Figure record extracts
┄┄┄┄┄┄
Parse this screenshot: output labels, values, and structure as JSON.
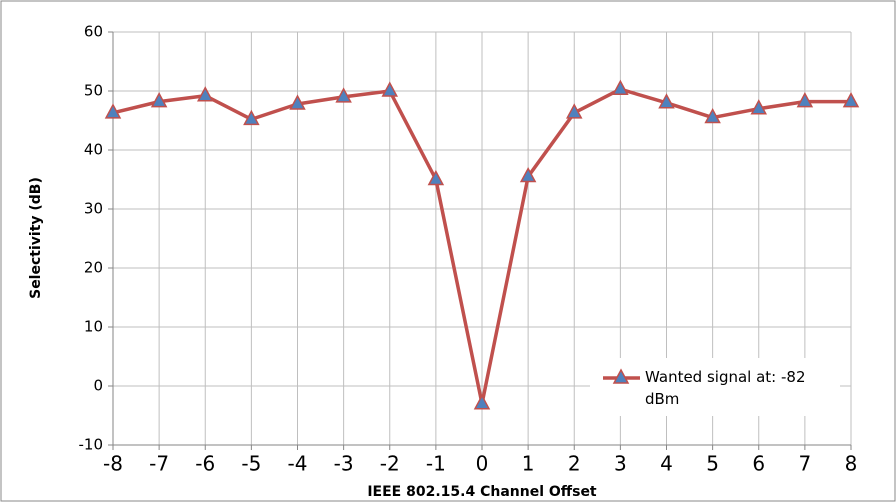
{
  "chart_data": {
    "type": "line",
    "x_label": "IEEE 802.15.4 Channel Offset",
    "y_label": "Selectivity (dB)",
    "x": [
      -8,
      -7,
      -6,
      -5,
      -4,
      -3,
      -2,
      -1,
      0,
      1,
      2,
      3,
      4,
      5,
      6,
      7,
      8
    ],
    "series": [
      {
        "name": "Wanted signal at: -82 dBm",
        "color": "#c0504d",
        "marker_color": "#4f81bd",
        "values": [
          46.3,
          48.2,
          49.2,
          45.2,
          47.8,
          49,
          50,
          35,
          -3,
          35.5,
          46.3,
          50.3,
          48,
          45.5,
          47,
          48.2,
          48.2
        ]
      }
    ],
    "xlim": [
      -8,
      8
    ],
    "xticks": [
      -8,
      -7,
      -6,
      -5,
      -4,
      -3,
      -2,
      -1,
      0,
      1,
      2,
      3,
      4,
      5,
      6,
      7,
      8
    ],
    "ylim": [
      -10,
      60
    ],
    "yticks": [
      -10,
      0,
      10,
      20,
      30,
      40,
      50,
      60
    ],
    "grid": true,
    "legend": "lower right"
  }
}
┄┄┄┄┄┄
▶ TASK BRIEF
Leave out the pictures and give the rest of the records again exactly.

▶ TASK ANSWER
Parse this screenshot: output labels, values, and structure as JSON.
{
  "chart_data": {
    "type": "line",
    "x_label": "IEEE 802.15.4 Channel Offset",
    "y_label": "Selectivity (dB)",
    "x": [
      -8,
      -7,
      -6,
      -5,
      -4,
      -3,
      -2,
      -1,
      0,
      1,
      2,
      3,
      4,
      5,
      6,
      7,
      8
    ],
    "series": [
      {
        "name": "Wanted signal at: -82 dBm",
        "color": "#c0504d",
        "marker_color": "#4f81bd",
        "values": [
          46.3,
          48.2,
          49.2,
          45.2,
          47.8,
          49,
          50,
          35,
          -3,
          35.5,
          46.3,
          50.3,
          48,
          45.5,
          47,
          48.2,
          48.2
        ]
      }
    ],
    "xlim": [
      -8,
      8
    ],
    "xticks": [
      -8,
      -7,
      -6,
      -5,
      -4,
      -3,
      -2,
      -1,
      0,
      1,
      2,
      3,
      4,
      5,
      6,
      7,
      8
    ],
    "ylim": [
      -10,
      60
    ],
    "yticks": [
      -10,
      0,
      10,
      20,
      30,
      40,
      50,
      60
    ],
    "grid": true,
    "legend": "lower right"
  }
}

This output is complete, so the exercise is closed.